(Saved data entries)
****
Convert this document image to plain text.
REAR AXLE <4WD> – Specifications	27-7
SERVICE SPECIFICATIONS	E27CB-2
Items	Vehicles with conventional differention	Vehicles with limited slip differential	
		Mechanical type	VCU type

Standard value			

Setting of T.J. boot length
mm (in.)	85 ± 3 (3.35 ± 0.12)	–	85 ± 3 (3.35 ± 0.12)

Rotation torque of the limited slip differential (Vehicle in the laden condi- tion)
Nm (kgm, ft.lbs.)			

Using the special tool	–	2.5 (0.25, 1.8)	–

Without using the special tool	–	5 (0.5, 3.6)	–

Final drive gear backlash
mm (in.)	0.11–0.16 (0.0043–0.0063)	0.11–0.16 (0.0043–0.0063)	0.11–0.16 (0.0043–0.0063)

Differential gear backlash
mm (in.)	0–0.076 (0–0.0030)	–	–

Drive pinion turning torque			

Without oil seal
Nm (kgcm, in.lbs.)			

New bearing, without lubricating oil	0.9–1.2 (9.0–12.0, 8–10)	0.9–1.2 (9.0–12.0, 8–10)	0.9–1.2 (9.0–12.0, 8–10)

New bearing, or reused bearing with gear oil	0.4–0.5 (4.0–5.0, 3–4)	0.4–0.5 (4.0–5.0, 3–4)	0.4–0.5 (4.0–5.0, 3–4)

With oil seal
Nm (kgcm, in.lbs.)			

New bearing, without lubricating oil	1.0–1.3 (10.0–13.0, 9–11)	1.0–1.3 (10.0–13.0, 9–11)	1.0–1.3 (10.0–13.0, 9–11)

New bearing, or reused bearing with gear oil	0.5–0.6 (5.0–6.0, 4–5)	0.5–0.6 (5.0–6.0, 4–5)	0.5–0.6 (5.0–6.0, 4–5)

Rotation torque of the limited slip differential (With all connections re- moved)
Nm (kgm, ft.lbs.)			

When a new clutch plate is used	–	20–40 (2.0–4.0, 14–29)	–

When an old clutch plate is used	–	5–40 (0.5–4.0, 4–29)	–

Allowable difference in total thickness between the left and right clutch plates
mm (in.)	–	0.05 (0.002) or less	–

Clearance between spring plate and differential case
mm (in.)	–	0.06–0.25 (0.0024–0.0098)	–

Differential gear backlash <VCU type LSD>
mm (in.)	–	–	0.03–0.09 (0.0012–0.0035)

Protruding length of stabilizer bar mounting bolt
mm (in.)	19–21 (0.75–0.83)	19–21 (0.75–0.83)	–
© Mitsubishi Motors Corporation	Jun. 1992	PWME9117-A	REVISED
****
**Objective**
Pick each line holding the word "between" out of the listing.

**Solved exercise**
Allowable difference in total thickness between the left and right clutch plates
Clearance between spring plate and differential case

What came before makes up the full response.